INSTRUCTION :: Which lines contain the string "Coming"? Please list every one of them.

EXCERPTED DATA ::
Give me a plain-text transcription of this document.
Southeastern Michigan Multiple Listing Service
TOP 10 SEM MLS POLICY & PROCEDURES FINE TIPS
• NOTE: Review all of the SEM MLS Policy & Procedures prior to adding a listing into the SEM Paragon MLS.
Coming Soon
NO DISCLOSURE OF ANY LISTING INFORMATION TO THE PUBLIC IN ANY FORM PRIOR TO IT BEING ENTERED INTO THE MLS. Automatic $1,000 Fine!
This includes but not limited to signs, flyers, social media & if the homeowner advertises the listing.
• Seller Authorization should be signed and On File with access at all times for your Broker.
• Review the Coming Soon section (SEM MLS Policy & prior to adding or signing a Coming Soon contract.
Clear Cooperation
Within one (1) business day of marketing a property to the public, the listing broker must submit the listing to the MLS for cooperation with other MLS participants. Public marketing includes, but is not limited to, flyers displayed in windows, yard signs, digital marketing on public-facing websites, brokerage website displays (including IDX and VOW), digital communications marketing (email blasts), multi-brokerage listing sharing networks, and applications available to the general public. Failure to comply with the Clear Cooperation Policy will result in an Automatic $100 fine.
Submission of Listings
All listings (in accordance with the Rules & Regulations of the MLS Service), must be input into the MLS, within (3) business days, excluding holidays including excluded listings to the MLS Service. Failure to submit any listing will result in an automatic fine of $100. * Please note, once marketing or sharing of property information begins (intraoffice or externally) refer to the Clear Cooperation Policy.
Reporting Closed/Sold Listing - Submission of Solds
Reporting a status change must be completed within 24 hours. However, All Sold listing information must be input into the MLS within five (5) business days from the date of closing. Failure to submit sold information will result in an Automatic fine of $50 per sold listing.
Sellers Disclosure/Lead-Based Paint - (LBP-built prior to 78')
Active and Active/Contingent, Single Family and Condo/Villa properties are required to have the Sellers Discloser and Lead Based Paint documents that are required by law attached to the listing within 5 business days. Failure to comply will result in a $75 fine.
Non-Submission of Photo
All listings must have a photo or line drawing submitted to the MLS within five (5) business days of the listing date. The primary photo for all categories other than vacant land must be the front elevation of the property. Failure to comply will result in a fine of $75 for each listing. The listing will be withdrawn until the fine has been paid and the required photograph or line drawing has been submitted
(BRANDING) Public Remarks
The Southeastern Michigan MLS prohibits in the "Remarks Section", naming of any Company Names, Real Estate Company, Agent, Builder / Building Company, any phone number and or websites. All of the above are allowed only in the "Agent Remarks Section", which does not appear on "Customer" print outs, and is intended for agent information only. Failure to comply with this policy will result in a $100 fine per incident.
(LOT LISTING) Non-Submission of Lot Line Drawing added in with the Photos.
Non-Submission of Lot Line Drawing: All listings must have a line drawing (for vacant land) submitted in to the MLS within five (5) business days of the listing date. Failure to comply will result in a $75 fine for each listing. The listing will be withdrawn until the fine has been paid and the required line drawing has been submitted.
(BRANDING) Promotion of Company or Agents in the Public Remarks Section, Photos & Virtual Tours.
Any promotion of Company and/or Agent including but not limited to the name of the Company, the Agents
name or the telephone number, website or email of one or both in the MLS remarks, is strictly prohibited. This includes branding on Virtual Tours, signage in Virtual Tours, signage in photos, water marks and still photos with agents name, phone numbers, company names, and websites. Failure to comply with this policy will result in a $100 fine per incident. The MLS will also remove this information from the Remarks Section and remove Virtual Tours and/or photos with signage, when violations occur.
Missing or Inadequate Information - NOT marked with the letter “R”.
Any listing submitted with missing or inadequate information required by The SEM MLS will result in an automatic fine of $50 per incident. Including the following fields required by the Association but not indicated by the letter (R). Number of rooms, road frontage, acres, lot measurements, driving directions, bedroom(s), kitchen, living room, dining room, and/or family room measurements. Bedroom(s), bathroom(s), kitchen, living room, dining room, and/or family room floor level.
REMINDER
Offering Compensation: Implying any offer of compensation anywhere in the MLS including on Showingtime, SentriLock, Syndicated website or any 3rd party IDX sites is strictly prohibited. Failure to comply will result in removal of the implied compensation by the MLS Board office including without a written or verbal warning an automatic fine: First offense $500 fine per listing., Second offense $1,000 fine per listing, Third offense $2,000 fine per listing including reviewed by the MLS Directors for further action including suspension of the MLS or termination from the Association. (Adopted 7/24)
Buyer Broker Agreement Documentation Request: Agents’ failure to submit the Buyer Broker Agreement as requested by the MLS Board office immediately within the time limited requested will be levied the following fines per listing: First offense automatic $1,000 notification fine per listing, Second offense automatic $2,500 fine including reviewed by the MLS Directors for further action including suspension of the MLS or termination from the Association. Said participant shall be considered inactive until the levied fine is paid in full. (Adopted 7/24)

OUTPUT ::
Coming Soon
• Review the Coming Soon section (SEM MLS Policy & prior to adding or signing a Coming Soon contract.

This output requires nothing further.